Goal of the exercise: Give the entries again exactly, every one of them.

Collected data entries:
•••••

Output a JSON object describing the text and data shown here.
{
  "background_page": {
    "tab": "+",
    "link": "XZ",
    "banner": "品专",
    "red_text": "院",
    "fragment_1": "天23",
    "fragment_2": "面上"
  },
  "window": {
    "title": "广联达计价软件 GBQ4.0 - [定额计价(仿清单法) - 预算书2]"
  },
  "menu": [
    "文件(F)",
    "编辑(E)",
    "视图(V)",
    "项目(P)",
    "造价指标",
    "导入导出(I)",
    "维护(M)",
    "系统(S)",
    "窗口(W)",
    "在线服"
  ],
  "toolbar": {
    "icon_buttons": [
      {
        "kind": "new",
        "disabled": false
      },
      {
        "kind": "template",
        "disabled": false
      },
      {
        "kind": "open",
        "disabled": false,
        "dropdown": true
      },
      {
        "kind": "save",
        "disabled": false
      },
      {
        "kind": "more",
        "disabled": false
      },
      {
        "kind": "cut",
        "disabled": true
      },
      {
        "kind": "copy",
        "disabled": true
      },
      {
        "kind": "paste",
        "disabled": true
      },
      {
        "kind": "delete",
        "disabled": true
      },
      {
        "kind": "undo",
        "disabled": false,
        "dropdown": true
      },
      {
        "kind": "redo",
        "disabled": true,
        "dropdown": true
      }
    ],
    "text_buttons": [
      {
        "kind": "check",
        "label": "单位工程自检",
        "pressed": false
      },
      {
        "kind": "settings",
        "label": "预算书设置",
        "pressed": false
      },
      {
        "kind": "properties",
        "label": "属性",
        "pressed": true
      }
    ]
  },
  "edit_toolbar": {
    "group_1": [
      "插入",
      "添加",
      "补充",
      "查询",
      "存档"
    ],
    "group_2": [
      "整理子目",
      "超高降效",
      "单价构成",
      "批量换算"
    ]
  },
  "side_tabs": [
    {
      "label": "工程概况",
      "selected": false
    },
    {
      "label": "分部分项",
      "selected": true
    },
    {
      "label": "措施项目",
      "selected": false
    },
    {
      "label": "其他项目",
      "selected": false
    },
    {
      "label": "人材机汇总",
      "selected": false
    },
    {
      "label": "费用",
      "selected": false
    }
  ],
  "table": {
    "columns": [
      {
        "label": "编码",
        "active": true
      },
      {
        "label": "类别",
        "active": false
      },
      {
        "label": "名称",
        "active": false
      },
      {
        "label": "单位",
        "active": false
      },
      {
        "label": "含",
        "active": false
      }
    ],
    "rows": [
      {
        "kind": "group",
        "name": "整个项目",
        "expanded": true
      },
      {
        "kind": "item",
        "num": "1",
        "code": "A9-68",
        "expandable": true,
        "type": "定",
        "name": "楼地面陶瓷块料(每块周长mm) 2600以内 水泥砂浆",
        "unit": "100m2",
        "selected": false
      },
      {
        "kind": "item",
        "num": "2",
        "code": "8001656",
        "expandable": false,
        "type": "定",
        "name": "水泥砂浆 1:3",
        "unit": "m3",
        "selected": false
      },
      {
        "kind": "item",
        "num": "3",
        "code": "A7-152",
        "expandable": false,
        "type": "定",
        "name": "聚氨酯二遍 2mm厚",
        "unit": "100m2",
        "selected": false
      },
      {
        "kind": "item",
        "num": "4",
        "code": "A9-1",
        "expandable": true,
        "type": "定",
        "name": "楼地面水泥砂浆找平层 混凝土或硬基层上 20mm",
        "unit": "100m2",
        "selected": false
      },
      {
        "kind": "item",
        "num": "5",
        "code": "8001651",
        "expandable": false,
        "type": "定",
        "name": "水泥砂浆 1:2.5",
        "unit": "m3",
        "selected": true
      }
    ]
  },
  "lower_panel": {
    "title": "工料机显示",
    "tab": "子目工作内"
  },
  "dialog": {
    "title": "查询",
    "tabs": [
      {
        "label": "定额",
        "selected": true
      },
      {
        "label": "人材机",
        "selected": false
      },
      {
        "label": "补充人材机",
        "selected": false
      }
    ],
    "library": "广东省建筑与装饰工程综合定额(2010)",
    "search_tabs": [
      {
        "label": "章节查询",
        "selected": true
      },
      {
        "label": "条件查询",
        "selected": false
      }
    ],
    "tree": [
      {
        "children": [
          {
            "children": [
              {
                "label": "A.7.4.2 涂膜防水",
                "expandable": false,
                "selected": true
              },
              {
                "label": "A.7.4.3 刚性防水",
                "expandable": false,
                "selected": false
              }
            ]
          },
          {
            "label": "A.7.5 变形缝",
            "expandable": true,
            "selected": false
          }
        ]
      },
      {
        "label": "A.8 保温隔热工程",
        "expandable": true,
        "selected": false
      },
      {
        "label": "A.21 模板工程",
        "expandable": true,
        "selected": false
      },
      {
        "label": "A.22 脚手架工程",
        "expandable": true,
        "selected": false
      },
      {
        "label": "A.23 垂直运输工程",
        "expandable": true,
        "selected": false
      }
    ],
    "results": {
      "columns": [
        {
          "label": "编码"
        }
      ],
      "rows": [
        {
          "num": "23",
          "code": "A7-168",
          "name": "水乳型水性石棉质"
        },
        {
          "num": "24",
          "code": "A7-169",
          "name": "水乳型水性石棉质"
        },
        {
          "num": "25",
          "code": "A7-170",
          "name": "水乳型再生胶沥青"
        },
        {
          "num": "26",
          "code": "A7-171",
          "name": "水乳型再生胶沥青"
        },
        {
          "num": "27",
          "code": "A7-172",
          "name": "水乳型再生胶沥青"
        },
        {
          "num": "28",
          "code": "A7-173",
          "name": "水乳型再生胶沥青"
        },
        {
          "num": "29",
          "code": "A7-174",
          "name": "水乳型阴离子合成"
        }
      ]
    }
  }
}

•••••

Completed exercise:
Output a JSON object describing the text and data shown here.
{
  "background_page": {
    "tab": "+",
    "link": "XZ",
    "banner": "品专",
    "red_text": "院",
    "fragment_1": "天23",
    "fragment_2": "面上"
  },
  "window": {
    "title": "广联达计价软件 GBQ4.0 - [定额计价(仿清单法) - 预算书2]"
  },
  "menu": [
    "文件(F)",
    "编辑(E)",
    "视图(V)",
    "项目(P)",
    "造价指标",
    "导入导出(I)",
    "维护(M)",
    "系统(S)",
    "窗口(W)",
    "在线服"
  ],
  "toolbar": {
    "icon_buttons": [
      {
        "kind": "new",
        "disabled": false
      },
      {
        "kind": "template",
        "disabled": false
      },
      {
        "kind": "open",
        "disabled": false,
        "dropdown": true
      },
      {
        "kind": "save",
        "disabled": false
      },
      {
        "kind": "more",
        "disabled": false
      },
      {
        "kind": "cut",
        "disabled": true
      },
      {
        "kind": "copy",
        "disabled": true
      },
      {
        "kind": "paste",
        "disabled": true
      },
      {
        "kind": "delete",
        "disabled": true
      },
      {
        "kind": "undo",
        "disabled": false,
        "dropdown": true
      },
      {
        "kind": "redo",
        "disabled": true,
        "dropdown": true
      }
    ],
    "text_buttons": [
      {
        "kind": "check",
        "label": "单位工程自检",
        "pressed": false
      },
      {
        "kind": "settings",
        "label": "预算书设置",
        "pressed": false
      },
      {
        "kind": "properties",
        "label": "属性",
        "pressed": true
      }
    ]
  },
  "edit_toolbar": {
    "group_1": [
      "插入",
      "添加",
      "补充",
      "查询",
      "存档"
    ],
    "group_2": [
      "整理子目",
      "超高降效",
      "单价构成",
      "批量换算"
    ]
  },
  "side_tabs": [
    {
      "label": "工程概况",
      "selected": false
    },
    {
      "label": "分部分项",
      "selected": true
    },
    {
      "label": "措施项目",
      "selected": false
    },
    {
      "label": "其他项目",
      "selected": false
    },
    {
      "label": "人材机汇总",
      "selected": false
    },
    {
      "label": "费用",
      "selected": false
    }
  ],
  "table": {
    "columns": [
      {
        "label": "编码",
        "active": true
      },
      {
        "label": "类别",
        "active": false
      },
      {
        "label": "名称",
        "active": false
      },
      {
        "label": "单位",
        "active": false
      },
      {
        "label": "含",
        "active": false
      }
    ],
    "rows": [
      {
        "kind": "group",
        "name": "整个项目",
        "expanded": true
      },
      {
        "kind": "item",
        "num": "1",
        "code": "A9-68",
        "expandable": true,
        "type": "定",
        "name": "楼地面陶瓷块料(每块周长mm) 2600以内 水泥砂浆",
        "unit": "100m2",
        "selected": false
      },
      {
        "kind": "item",
        "num": "2",
        "code": "8001656",
        "expandable": false,
        "type": "定",
        "name": "水泥砂浆 1:3",
        "unit": "m3",
        "selected": false
      },
      {
        "kind": "item",
        "num": "3",
        "code": "A7-152",
        "expandable": false,
        "type": "定",
        "name": "聚氨酯二遍 2mm厚",
        "unit": "100m2",
        "selected": false
      },
      {
        "kind": "item",
        "num": "4",
        "code": "A9-1",
        "expandable": true,
        "type": "定",
        "name": "楼地面水泥砂浆找平层 混凝土或硬基层上 20mm",
        "unit": "100m2",
        "selected": false
      },
      {
        "kind": "item",
        "num": "5",
        "code": "8001651",
        "expandable": false,
        "type": "定",
        "name": "水泥砂浆 1:2.5",
        "unit": "m3",
        "selected": true
      }
    ]
  },
  "lower_panel": {
    "title": "工料机显示",
    "tab": "子目工作内"
  },
  "dialog": {
    "title": "查询",
    "tabs": [
      {
        "label": "定额",
        "selected": true
      },
      {
        "label": "人材机",
        "selected": false
      },
      {
        "label": "补充人材机",
        "selected": false
      }
    ],
    "library": "广东省建筑与装饰工程综合定额(2010)",
    "search_tabs": [
      {
        "label": "章节查询",
        "selected": true
      },
      {
        "label": "条件查询",
        "selected": false
      }
    ],
    "tree": [
      {
        "children": [
          {
            "children": [
              {
                "label": "A.7.4.2 涂膜防水",
                "expandable": false,
                "selected": true
              },
              {
                "label": "A.7.4.3 刚性防水",
                "expandable": false,
                "selected": false
              }
            ]
          },
          {
            "label": "A.7.5 变形缝",
            "expandable": true,
            "selected": false
          }
        ]
      },
      {
        "label": "A.8 保温隔热工程",
        "expandable": true,
        "selected": false
      },
      {
        "label": "A.21 模板工程",
        "expandable": true,
        "selected": false
      },
      {
        "label": "A.22 脚手架工程",
        "expandable": true,
        "selected": false
      },
      {
        "label": "A.23 垂直运输工程",
        "expandable": true,
        "selected": false
      }
    ],
    "results": {
      "columns": [
        {
          "label": "编码"
        }
      ],
      "rows": [
        {
          "num": "23",
          "code": "A7-168",
          "name": "水乳型水性石棉质"
        },
        {
          "num": "24",
          "code": "A7-169",
          "name": "水乳型水性石棉质"
        },
        {
          "num": "25",
          "code": "A7-170",
          "name": "水乳型再生胶沥青"
        },
        {
          "num": "26",
          "code": "A7-171",
          "name": "水乳型再生胶沥青"
        },
        {
          "num": "27",
          "code": "A7-172",
          "name": "水乳型再生胶沥青"
        },
        {
          "num": "28",
          "code": "A7-173",
          "name": "水乳型再生胶沥青"
        },
        {
          "num": "29",
          "code": "A7-174",
          "name": "水乳型阴离子合成"
        }
      ]
    }
  }
}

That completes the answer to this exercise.